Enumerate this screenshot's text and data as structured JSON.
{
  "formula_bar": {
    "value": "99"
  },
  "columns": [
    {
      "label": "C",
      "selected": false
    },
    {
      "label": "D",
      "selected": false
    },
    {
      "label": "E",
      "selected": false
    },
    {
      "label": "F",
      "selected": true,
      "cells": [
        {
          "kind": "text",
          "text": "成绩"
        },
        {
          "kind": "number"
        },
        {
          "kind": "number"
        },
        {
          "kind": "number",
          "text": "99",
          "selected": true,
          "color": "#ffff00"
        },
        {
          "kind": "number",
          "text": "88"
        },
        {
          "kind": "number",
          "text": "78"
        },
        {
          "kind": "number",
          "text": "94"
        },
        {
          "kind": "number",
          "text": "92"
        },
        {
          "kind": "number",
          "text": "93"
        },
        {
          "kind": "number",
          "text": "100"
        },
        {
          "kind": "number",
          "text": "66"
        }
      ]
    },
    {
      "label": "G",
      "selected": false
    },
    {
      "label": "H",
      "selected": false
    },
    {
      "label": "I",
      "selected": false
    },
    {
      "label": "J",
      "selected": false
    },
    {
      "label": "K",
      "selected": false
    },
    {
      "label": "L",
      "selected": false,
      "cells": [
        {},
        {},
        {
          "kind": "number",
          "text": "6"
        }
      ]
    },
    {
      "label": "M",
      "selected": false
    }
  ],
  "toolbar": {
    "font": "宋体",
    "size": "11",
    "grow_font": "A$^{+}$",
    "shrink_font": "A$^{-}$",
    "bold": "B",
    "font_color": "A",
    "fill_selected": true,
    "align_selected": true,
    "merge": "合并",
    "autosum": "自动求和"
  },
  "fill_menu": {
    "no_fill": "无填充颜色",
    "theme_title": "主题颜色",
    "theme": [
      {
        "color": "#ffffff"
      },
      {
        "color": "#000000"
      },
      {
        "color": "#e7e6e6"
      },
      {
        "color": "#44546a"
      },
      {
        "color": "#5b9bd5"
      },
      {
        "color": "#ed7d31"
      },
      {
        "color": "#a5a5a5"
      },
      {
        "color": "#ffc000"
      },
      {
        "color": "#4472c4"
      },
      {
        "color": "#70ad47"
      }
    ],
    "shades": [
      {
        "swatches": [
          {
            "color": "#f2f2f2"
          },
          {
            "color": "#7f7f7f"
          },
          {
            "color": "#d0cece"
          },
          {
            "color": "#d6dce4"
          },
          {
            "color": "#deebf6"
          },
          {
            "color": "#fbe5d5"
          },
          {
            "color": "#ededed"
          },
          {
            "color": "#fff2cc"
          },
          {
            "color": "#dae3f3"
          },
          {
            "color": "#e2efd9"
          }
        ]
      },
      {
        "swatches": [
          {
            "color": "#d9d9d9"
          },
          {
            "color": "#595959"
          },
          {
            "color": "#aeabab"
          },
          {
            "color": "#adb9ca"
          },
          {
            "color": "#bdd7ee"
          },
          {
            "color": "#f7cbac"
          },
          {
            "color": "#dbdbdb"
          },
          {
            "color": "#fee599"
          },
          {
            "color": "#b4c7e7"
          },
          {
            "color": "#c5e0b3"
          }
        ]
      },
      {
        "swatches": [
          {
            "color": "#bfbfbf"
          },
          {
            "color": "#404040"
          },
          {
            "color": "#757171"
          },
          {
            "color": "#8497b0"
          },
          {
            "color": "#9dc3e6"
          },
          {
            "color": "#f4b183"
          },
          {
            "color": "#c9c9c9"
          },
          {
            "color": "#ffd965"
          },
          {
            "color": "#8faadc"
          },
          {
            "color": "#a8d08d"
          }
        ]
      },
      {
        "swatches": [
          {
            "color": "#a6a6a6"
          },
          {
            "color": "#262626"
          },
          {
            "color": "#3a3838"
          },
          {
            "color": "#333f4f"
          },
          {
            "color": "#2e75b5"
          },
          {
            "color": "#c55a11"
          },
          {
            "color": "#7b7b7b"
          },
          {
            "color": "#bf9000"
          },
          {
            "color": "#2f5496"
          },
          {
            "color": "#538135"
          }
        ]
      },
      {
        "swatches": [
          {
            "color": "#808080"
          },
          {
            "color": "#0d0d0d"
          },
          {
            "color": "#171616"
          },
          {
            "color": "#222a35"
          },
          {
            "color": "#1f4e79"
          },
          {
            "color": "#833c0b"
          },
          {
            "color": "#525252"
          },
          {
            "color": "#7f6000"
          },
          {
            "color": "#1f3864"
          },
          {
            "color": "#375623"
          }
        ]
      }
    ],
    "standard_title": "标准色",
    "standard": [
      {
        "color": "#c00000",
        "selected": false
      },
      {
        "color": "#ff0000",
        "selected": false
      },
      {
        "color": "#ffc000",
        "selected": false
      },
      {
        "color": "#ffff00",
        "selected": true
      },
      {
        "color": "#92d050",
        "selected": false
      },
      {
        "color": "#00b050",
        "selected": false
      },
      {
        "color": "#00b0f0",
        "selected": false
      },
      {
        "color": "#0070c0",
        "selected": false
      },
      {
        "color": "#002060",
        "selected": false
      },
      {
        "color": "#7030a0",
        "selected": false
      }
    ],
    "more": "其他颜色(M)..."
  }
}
━━━━━━━━━━━━━━━━━━━━━━━━━━━━━━
Print out all the entries precisely as written.

Enumerate this screenshot's text and data as structured JSON.
{
  "formula_bar": {
    "value": "99"
  },
  "columns": [
    {
      "label": "C",
      "selected": false
    },
    {
      "label": "D",
      "selected": false
    },
    {
      "label": "E",
      "selected": false
    },
    {
      "label": "F",
      "selected": true,
      "cells": [
        {
          "kind": "text",
          "text": "成绩"
        },
        {
          "kind": "number"
        },
        {
          "kind": "number"
        },
        {
          "kind": "number",
          "text": "99",
          "selected": true,
          "color": "#ffff00"
        },
        {
          "kind": "number",
          "text": "88"
        },
        {
          "kind": "number",
          "text": "78"
        },
        {
          "kind": "number",
          "text": "94"
        },
        {
          "kind": "number",
          "text": "92"
        },
        {
          "kind": "number",
          "text": "93"
        },
        {
          "kind": "number",
          "text": "100"
        },
        {
          "kind": "number",
          "text": "66"
        }
      ]
    },
    {
      "label": "G",
      "selected": false
    },
    {
      "label": "H",
      "selected": false
    },
    {
      "label": "I",
      "selected": false
    },
    {
      "label": "J",
      "selected": false
    },
    {
      "label": "K",
      "selected": false
    },
    {
      "label": "L",
      "selected": false,
      "cells": [
        {},
        {},
        {
          "kind": "number",
          "text": "6"
        }
      ]
    },
    {
      "label": "M",
      "selected": false
    }
  ],
  "toolbar": {
    "font": "宋体",
    "size": "11",
    "grow_font": "A$^{+}$",
    "shrink_font": "A$^{-}$",
    "bold": "B",
    "font_color": "A",
    "fill_selected": true,
    "align_selected": true,
    "merge": "合并",
    "autosum": "自动求和"
  },
  "fill_menu": {
    "no_fill": "无填充颜色",
    "theme_title": "主题颜色",
    "theme": [
      {
        "color": "#ffffff"
      },
      {
        "color": "#000000"
      },
      {
        "color": "#e7e6e6"
      },
      {
        "color": "#44546a"
      },
      {
        "color": "#5b9bd5"
      },
      {
        "color": "#ed7d31"
      },
      {
        "color": "#a5a5a5"
      },
      {
        "color": "#ffc000"
      },
      {
        "color": "#4472c4"
      },
      {
        "color": "#70ad47"
      }
    ],
    "shades": [
      {
        "swatches": [
          {
            "color": "#f2f2f2"
          },
          {
            "color": "#7f7f7f"
          },
          {
            "color": "#d0cece"
          },
          {
            "color": "#d6dce4"
          },
          {
            "color": "#deebf6"
          },
          {
            "color": "#fbe5d5"
          },
          {
            "color": "#ededed"
          },
          {
            "color": "#fff2cc"
          },
          {
            "color": "#dae3f3"
          },
          {
            "color": "#e2efd9"
          }
        ]
      },
      {
        "swatches": [
          {
            "color": "#d9d9d9"
          },
          {
            "color": "#595959"
          },
          {
            "color": "#aeabab"
          },
          {
            "color": "#adb9ca"
          },
          {
            "color": "#bdd7ee"
          },
          {
            "color": "#f7cbac"
          },
          {
            "color": "#dbdbdb"
          },
          {
            "color": "#fee599"
          },
          {
            "color": "#b4c7e7"
          },
          {
            "color": "#c5e0b3"
          }
        ]
      },
      {
        "swatches": [
          {
            "color": "#bfbfbf"
          },
          {
            "color": "#404040"
          },
          {
            "color": "#757171"
          },
          {
            "color": "#8497b0"
          },
          {
            "color": "#9dc3e6"
          },
          {
            "color": "#f4b183"
          },
          {
            "color": "#c9c9c9"
          },
          {
            "color": "#ffd965"
          },
          {
            "color": "#8faadc"
          },
          {
            "color": "#a8d08d"
          }
        ]
      },
      {
        "swatches": [
          {
            "color": "#a6a6a6"
          },
          {
            "color": "#262626"
          },
          {
            "color": "#3a3838"
          },
          {
            "color": "#333f4f"
          },
          {
            "color": "#2e75b5"
          },
          {
            "color": "#c55a11"
          },
          {
            "color": "#7b7b7b"
          },
          {
            "color": "#bf9000"
          },
          {
            "color": "#2f5496"
          },
          {
            "color": "#538135"
          }
        ]
      },
      {
        "swatches": [
          {
            "color": "#808080"
          },
          {
            "color": "#0d0d0d"
          },
          {
            "color": "#171616"
          },
          {
            "color": "#222a35"
          },
          {
            "color": "#1f4e79"
          },
          {
            "color": "#833c0b"
          },
          {
            "color": "#525252"
          },
          {
            "color": "#7f6000"
          },
          {
            "color": "#1f3864"
          },
          {
            "color": "#375623"
          }
        ]
      }
    ],
    "standard_title": "标准色",
    "standard": [
      {
        "color": "#c00000",
        "selected": false
      },
      {
        "color": "#ff0000",
        "selected": false
      },
      {
        "color": "#ffc000",
        "selected": false
      },
      {
        "color": "#ffff00",
        "selected": true
      },
      {
        "color": "#92d050",
        "selected": false
      },
      {
        "color": "#00b050",
        "selected": false
      },
      {
        "color": "#00b0f0",
        "selected": false
      },
      {
        "color": "#0070c0",
        "selected": false
      },
      {
        "color": "#002060",
        "selected": false
      },
      {
        "color": "#7030a0",
        "selected": false
      }
    ],
    "more": "其他颜色(M)..."
  }
}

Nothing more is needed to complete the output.